═════ Raw data

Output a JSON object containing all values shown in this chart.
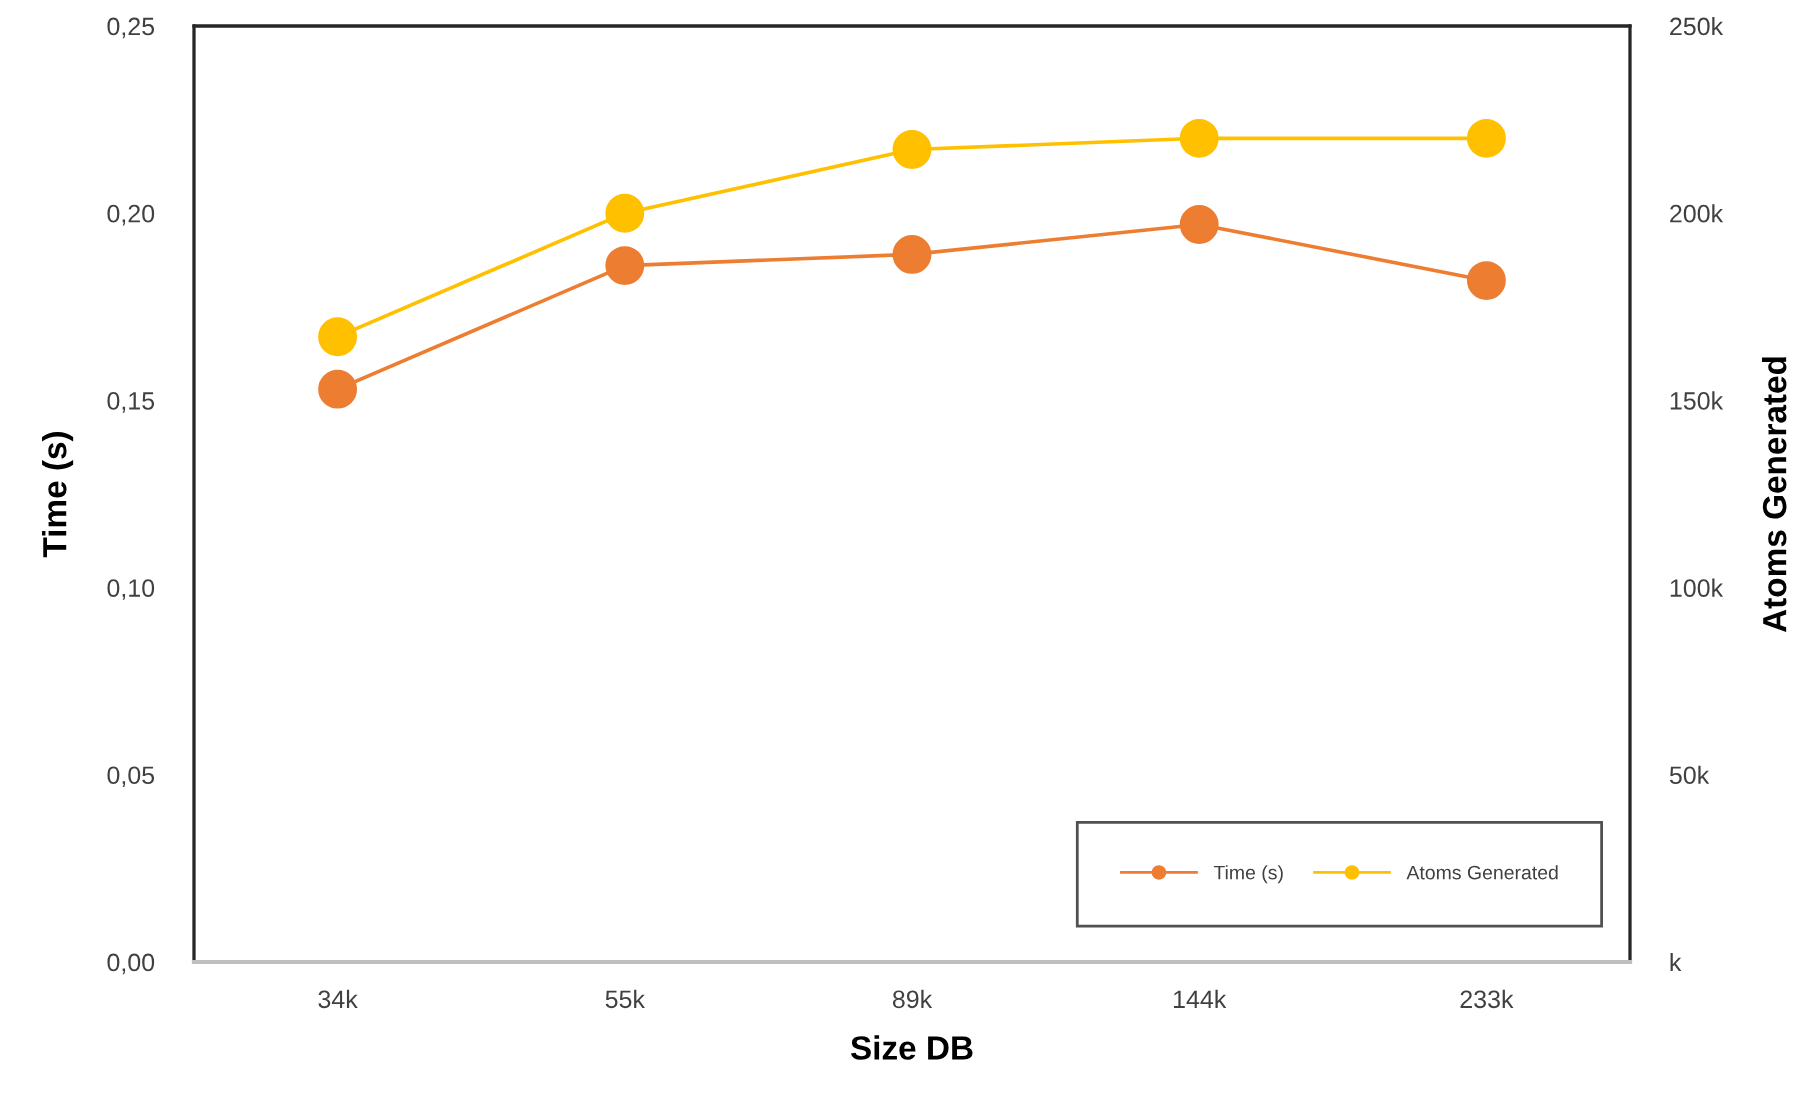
{
  "chart_data": {
    "type": "line",
    "xlabel": "Size DB",
    "ylabel": "Time (s)",
    "y2label": "Atoms Generated",
    "categories": [
      "34k",
      "55k",
      "89k",
      "144k",
      "233k"
    ],
    "series": [
      {
        "name": "Time (s)",
        "color": "#ed7d31",
        "values": [
          0.153,
          0.186,
          0.189,
          0.197,
          0.182
        ]
      },
      {
        "name": "Atoms Generated",
        "color": "#ffc000",
        "axis": "y2",
        "values": [
          167000,
          200000,
          217000,
          220000,
          220000
        ]
      }
    ],
    "ylim": [
      0,
      0.25
    ],
    "yticks": [
      {
        "value": 0,
        "label": "0,00"
      },
      {
        "value": 0.05,
        "label": "0,05"
      },
      {
        "value": 0.1,
        "label": "0,10"
      },
      {
        "value": 0.15,
        "label": "0,15"
      },
      {
        "value": 0.2,
        "label": "0,20"
      },
      {
        "value": 0.25,
        "label": "0,25"
      }
    ],
    "y2lim": [
      0,
      250000
    ],
    "y2ticks": [
      {
        "value": 0,
        "label": "k"
      },
      {
        "value": 50000,
        "label": "50k"
      },
      {
        "value": 100000,
        "label": "100k"
      },
      {
        "value": 150000,
        "label": "150k"
      },
      {
        "value": 200000,
        "label": "200k"
      },
      {
        "value": 250000,
        "label": "250k"
      }
    ],
    "marker": "circle",
    "line_style": "solid",
    "legend": "bottom right",
    "grid": false
  }
}
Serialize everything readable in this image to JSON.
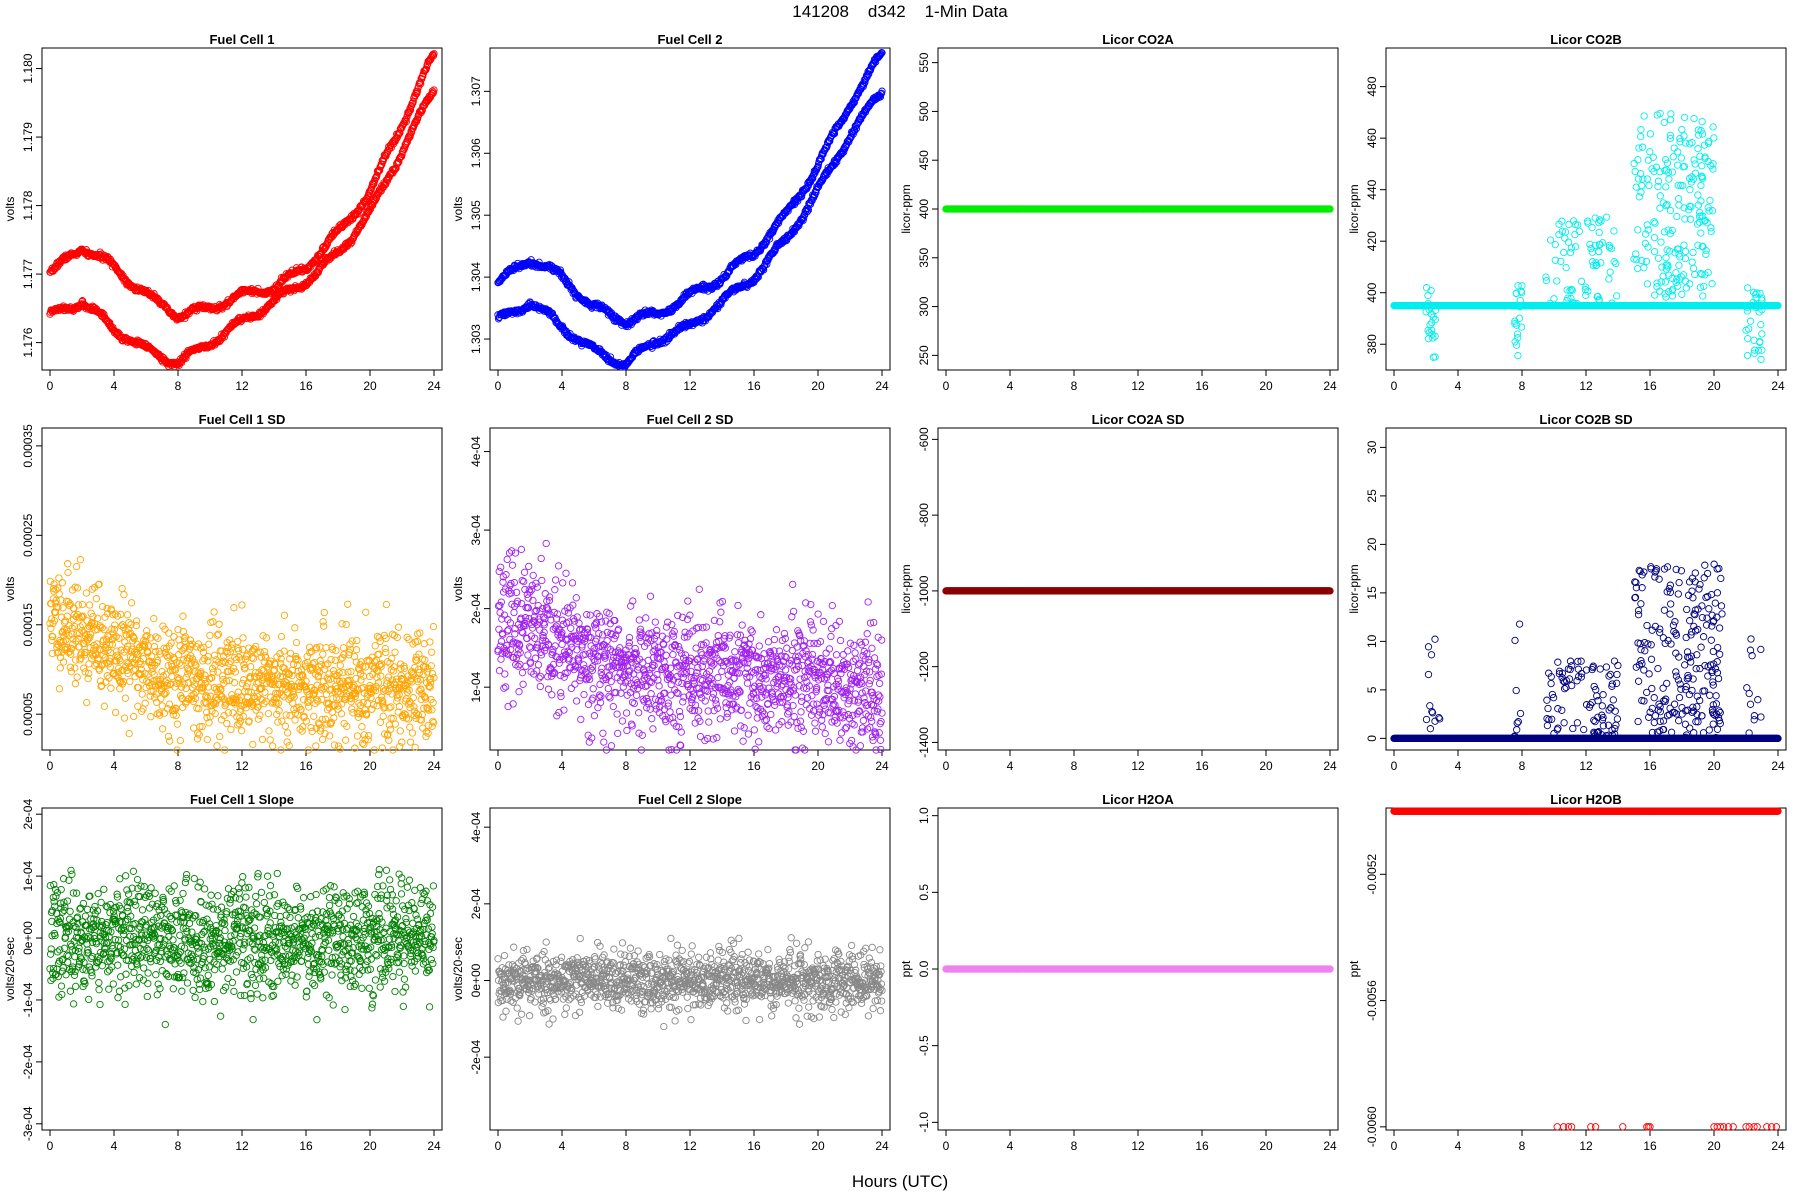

══════════

- Exercise objective
Quote the material in full and exactly; do not carry over its pictures.

- Final result
Output a JSON object containing all values shown in this chart.
{
  "chart_data": {
    "type": "line",
    "xlabel": "Size DB",
    "ylabel": "Time (s)",
    "y2label": "Atoms Generated",
    "categories": [
      "34k",
      "55k",
      "89k",
      "144k",
      "233k"
    ],
    "series": [
      {
        "name": "Time (s)",
        "color": "#ed7d31",
        "values": [
          0.153,
          0.186,
          0.189,
          0.197,
          0.182
        ]
      },
      {
        "name": "Atoms Generated",
        "color": "#ffc000",
        "axis": "y2",
        "values": [
          167000,
          200000,
          217000,
          220000,
          220000
        ]
      }
    ],
    "ylim": [
      0,
      0.25
    ],
    "yticks": [
      {
        "value": 0,
        "label": "0,00"
      },
      {
        "value": 0.05,
        "label": "0,05"
      },
      {
        "value": 0.1,
        "label": "0,10"
      },
      {
        "value": 0.15,
        "label": "0,15"
      },
      {
        "value": 0.2,
        "label": "0,20"
      },
      {
        "value": 0.25,
        "label": "0,25"
      }
    ],
    "y2lim": [
      0,
      250000
    ],
    "y2ticks": [
      {
        "value": 0,
        "label": "k"
      },
      {
        "value": 50000,
        "label": "50k"
      },
      {
        "value": 100000,
        "label": "100k"
      },
      {
        "value": 150000,
        "label": "150k"
      },
      {
        "value": 200000,
        "label": "200k"
      },
      {
        "value": 250000,
        "label": "250k"
      }
    ],
    "marker": "circle",
    "line_style": "solid",
    "legend": "bottom right",
    "grid": false
  }
}
Serialize everything readable in this image to JSON.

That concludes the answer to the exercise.